** BEGIN Materials provided **

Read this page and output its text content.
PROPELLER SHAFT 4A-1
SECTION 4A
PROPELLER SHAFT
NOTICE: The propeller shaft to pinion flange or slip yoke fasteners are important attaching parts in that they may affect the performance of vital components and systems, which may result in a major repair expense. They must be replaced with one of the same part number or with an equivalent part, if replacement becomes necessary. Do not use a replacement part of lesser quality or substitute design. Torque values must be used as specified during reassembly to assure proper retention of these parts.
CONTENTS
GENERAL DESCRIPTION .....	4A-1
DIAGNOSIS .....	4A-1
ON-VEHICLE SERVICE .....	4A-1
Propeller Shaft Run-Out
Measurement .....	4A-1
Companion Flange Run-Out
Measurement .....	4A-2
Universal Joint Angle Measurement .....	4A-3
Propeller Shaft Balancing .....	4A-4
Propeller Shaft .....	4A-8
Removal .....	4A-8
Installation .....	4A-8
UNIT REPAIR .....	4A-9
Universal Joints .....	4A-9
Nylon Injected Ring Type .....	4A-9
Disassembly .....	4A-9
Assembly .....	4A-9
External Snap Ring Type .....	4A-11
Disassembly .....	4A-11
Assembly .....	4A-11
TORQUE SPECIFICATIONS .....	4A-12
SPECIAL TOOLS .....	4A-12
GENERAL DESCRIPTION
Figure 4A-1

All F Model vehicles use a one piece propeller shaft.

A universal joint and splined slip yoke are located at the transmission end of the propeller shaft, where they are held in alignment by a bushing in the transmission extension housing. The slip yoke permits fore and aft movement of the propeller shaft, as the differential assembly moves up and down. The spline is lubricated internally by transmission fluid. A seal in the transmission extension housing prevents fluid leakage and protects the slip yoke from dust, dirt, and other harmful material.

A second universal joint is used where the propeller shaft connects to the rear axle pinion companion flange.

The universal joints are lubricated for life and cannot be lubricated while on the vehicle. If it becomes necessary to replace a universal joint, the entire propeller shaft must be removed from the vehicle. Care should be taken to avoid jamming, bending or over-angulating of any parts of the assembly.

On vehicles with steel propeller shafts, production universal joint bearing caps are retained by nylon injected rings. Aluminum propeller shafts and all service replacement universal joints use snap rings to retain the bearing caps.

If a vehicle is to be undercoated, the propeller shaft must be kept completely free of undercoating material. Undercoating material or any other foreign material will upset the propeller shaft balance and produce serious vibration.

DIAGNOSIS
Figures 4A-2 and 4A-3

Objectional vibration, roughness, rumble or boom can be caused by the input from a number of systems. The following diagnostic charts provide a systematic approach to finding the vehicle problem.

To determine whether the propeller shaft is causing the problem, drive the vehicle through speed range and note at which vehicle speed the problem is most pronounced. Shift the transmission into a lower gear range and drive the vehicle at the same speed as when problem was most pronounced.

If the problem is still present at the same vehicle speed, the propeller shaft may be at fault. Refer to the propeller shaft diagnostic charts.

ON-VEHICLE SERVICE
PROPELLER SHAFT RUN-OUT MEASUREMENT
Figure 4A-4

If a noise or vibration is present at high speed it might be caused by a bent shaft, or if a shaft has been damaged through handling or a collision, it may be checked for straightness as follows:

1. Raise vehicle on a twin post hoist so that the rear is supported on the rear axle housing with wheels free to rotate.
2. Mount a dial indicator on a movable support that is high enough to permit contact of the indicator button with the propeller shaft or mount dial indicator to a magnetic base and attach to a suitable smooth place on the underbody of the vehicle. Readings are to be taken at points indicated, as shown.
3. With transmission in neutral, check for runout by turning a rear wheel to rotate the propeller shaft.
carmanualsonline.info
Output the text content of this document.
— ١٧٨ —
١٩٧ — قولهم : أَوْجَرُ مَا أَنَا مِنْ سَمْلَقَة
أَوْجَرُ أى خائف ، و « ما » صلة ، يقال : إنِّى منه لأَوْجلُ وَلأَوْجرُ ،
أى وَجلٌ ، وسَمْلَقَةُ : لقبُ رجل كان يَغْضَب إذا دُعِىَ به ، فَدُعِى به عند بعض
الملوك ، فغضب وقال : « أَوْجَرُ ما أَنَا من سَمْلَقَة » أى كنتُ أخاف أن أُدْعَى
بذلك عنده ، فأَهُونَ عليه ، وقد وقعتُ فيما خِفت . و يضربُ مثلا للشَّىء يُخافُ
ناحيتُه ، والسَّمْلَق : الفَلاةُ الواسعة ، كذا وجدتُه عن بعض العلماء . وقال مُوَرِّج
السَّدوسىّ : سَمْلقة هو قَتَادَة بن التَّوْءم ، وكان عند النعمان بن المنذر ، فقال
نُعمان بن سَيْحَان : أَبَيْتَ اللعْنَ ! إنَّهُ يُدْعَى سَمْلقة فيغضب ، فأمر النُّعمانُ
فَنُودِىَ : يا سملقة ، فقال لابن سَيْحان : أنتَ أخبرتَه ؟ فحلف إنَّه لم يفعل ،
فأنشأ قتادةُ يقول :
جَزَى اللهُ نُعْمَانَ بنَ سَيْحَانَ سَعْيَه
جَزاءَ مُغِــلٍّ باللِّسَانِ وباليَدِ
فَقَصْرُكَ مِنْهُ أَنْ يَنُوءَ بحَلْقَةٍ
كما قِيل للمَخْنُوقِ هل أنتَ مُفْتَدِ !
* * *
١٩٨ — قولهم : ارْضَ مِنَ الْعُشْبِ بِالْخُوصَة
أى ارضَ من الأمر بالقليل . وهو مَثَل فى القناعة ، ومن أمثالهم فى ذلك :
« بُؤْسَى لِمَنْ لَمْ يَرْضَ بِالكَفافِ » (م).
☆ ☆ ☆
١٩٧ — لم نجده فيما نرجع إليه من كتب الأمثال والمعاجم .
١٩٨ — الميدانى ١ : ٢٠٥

** END Materials provided **

• What this task involves: Write all of the records out again exactly.

• Task result:
Read this page and output its text content.
PROPELLER SHAFT 4A-1
SECTION 4A
PROPELLER SHAFT
NOTICE: The propeller shaft to pinion flange or slip yoke fasteners are important attaching parts in that they may affect the performance of vital components and systems, which may result in a major repair expense. They must be replaced with one of the same part number or with an equivalent part, if replacement becomes necessary. Do not use a replacement part of lesser quality or substitute design. Torque values must be used as specified during reassembly to assure proper retention of these parts.
CONTENTS
GENERAL DESCRIPTION .....	4A-1
DIAGNOSIS .....	4A-1
ON-VEHICLE SERVICE .....	4A-1
Propeller Shaft Run-Out
Measurement .....	4A-1
Companion Flange Run-Out
Measurement .....	4A-2
Universal Joint Angle Measurement .....	4A-3
Propeller Shaft Balancing .....	4A-4
Propeller Shaft .....	4A-8
Removal .....	4A-8
Installation .....	4A-8
UNIT REPAIR .....	4A-9
Universal Joints .....	4A-9
Nylon Injected Ring Type .....	4A-9
Disassembly .....	4A-9
Assembly .....	4A-9
External Snap Ring Type .....	4A-11
Disassembly .....	4A-11
Assembly .....	4A-11
TORQUE SPECIFICATIONS .....	4A-12
SPECIAL TOOLS .....	4A-12
GENERAL DESCRIPTION
Figure 4A-1

All F Model vehicles use a one piece propeller shaft.

A universal joint and splined slip yoke are located at the transmission end of the propeller shaft, where they are held in alignment by a bushing in the transmission extension housing. The slip yoke permits fore and aft movement of the propeller shaft, as the differential assembly moves up and down. The spline is lubricated internally by transmission fluid. A seal in the transmission extension housing prevents fluid leakage and protects the slip yoke from dust, dirt, and other harmful material.

A second universal joint is used where the propeller shaft connects to the rear axle pinion companion flange.

The universal joints are lubricated for life and cannot be lubricated while on the vehicle. If it becomes necessary to replace a universal joint, the entire propeller shaft must be removed from the vehicle. Care should be taken to avoid jamming, bending or over-angulating of any parts of the assembly.

On vehicles with steel propeller shafts, production universal joint bearing caps are retained by nylon injected rings. Aluminum propeller shafts and all service replacement universal joints use snap rings to retain the bearing caps.

If a vehicle is to be undercoated, the propeller shaft must be kept completely free of undercoating material. Undercoating material or any other foreign material will upset the propeller shaft balance and produce serious vibration.

DIAGNOSIS
Figures 4A-2 and 4A-3

Objectional vibration, roughness, rumble or boom can be caused by the input from a number of systems. The following diagnostic charts provide a systematic approach to finding the vehicle problem.

To determine whether the propeller shaft is causing the problem, drive the vehicle through speed range and note at which vehicle speed the problem is most pronounced. Shift the transmission into a lower gear range and drive the vehicle at the same speed as when problem was most pronounced.

If the problem is still present at the same vehicle speed, the propeller shaft may be at fault. Refer to the propeller shaft diagnostic charts.

ON-VEHICLE SERVICE
PROPELLER SHAFT RUN-OUT MEASUREMENT
Figure 4A-4

If a noise or vibration is present at high speed it might be caused by a bent shaft, or if a shaft has been damaged through handling or a collision, it may be checked for straightness as follows:

1. Raise vehicle on a twin post hoist so that the rear is supported on the rear axle housing with wheels free to rotate.
2. Mount a dial indicator on a movable support that is high enough to permit contact of the indicator button with the propeller shaft or mount dial indicator to a magnetic base and attach to a suitable smooth place on the underbody of the vehicle. Readings are to be taken at points indicated, as shown.
3. With transmission in neutral, check for runout by turning a rear wheel to rotate the propeller shaft.
carmanualsonline.info
Output the text content of this document.
— ١٧٨ —
١٩٧ — قولهم : أَوْجَرُ مَا أَنَا مِنْ سَمْلَقَة
أَوْجَرُ أى خائف ، و « ما » صلة ، يقال : إنِّى منه لأَوْجلُ وَلأَوْجرُ ،
أى وَجلٌ ، وسَمْلَقَةُ : لقبُ رجل كان يَغْضَب إذا دُعِىَ به ، فَدُعِى به عند بعض
الملوك ، فغضب وقال : « أَوْجَرُ ما أَنَا من سَمْلَقَة » أى كنتُ أخاف أن أُدْعَى
بذلك عنده ، فأَهُونَ عليه ، وقد وقعتُ فيما خِفت . و يضربُ مثلا للشَّىء يُخافُ
ناحيتُه ، والسَّمْلَق : الفَلاةُ الواسعة ، كذا وجدتُه عن بعض العلماء . وقال مُوَرِّج
السَّدوسىّ : سَمْلقة هو قَتَادَة بن التَّوْءم ، وكان عند النعمان بن المنذر ، فقال
نُعمان بن سَيْحَان : أَبَيْتَ اللعْنَ ! إنَّهُ يُدْعَى سَمْلقة فيغضب ، فأمر النُّعمانُ
فَنُودِىَ : يا سملقة ، فقال لابن سَيْحان : أنتَ أخبرتَه ؟ فحلف إنَّه لم يفعل ،
فأنشأ قتادةُ يقول :
جَزَى اللهُ نُعْمَانَ بنَ سَيْحَانَ سَعْيَه
جَزاءَ مُغِــلٍّ باللِّسَانِ وباليَدِ
فَقَصْرُكَ مِنْهُ أَنْ يَنُوءَ بحَلْقَةٍ
كما قِيل للمَخْنُوقِ هل أنتَ مُفْتَدِ !
* * *
١٩٨ — قولهم : ارْضَ مِنَ الْعُشْبِ بِالْخُوصَة
أى ارضَ من الأمر بالقليل . وهو مَثَل فى القناعة ، ومن أمثالهم فى ذلك :
« بُؤْسَى لِمَنْ لَمْ يَرْضَ بِالكَفافِ » (م).
☆ ☆ ☆
١٩٧ — لم نجده فيما نرجع إليه من كتب الأمثال والمعاجم .
١٩٨ — الميدانى ١ : ٢٠٥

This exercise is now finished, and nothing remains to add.